**Raw records:**

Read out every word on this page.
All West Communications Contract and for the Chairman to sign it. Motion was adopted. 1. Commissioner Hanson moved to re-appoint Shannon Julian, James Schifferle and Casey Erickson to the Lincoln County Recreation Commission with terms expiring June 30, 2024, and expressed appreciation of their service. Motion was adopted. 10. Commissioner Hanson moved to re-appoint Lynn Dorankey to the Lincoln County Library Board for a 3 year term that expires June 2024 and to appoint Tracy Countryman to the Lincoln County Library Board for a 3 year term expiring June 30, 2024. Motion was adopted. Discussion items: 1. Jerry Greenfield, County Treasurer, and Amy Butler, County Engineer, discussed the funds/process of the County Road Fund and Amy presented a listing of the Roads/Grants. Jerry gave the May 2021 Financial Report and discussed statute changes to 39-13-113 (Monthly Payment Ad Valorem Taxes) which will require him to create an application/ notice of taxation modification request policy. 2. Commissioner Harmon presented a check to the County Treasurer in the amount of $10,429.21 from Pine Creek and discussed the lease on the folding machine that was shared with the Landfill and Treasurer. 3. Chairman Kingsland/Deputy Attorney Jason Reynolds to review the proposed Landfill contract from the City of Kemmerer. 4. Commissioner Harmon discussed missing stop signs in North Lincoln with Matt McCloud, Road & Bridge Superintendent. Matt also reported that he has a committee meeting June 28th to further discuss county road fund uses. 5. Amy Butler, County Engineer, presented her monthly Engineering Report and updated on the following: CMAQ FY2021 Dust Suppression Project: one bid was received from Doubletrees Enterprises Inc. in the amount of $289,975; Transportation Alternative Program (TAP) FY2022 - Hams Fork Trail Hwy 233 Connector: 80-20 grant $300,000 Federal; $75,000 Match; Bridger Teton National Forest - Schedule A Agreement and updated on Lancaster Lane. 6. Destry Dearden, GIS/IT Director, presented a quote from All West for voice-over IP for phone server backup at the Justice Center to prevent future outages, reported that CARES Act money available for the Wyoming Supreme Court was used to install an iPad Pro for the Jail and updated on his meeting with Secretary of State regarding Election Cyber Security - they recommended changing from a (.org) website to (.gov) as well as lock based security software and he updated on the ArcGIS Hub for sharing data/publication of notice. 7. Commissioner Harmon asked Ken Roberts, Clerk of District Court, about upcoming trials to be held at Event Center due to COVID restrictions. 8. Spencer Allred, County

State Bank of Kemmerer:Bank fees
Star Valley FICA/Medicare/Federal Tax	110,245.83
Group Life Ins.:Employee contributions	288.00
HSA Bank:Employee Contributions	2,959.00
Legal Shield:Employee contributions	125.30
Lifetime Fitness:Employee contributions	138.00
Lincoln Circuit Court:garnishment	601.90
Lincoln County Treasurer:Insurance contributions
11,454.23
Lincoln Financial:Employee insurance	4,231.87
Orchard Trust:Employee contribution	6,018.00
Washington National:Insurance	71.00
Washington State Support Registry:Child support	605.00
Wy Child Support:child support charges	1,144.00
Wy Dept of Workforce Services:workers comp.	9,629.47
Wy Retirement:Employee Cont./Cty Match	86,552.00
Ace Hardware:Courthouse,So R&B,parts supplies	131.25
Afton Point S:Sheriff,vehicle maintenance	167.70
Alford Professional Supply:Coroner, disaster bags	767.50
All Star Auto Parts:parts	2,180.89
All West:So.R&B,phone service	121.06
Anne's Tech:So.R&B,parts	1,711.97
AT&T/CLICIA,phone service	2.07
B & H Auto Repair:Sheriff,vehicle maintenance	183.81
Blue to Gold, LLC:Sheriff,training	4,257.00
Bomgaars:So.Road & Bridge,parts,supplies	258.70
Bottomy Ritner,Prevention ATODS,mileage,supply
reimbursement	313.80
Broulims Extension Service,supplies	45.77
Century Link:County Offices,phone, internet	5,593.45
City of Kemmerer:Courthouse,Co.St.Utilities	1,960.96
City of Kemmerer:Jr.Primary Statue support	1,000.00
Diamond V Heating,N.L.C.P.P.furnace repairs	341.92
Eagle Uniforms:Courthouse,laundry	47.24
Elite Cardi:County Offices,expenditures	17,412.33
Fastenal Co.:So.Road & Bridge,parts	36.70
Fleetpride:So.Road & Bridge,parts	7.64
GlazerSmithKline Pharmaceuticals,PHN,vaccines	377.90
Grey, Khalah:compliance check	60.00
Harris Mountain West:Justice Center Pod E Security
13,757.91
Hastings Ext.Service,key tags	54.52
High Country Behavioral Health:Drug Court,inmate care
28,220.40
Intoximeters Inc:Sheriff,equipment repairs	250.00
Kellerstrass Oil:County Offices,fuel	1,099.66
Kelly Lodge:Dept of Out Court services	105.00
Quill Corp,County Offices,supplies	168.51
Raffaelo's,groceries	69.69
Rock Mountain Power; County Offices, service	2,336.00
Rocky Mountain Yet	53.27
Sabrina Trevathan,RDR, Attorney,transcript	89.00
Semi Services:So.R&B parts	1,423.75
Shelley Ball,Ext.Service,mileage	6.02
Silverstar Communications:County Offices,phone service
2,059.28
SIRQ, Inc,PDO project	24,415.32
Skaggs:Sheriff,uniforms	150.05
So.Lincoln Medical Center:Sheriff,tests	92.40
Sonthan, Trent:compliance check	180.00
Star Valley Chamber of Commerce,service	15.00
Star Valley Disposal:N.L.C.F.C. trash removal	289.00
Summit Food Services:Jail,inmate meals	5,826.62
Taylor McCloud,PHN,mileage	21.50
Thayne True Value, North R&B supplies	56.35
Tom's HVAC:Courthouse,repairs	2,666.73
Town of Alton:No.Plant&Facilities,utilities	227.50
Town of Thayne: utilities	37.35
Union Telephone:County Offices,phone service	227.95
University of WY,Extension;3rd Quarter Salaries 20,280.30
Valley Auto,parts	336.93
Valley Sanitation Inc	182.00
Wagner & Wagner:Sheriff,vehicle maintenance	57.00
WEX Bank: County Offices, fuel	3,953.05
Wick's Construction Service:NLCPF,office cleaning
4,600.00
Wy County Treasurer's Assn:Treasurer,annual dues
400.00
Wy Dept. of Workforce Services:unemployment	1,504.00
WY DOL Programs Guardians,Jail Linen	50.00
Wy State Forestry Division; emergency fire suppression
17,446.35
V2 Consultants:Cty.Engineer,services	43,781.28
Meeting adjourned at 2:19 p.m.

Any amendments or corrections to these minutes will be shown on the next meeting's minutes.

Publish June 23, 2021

**Short problem:**
Look over the listing above. Pick out and copy every line that includes "Workforce".

**Completed exercise:**
Wy Dept of Workforce Services:workers comp.	9,629.47
Wy Dept. of Workforce Services:unemployment	1,504.00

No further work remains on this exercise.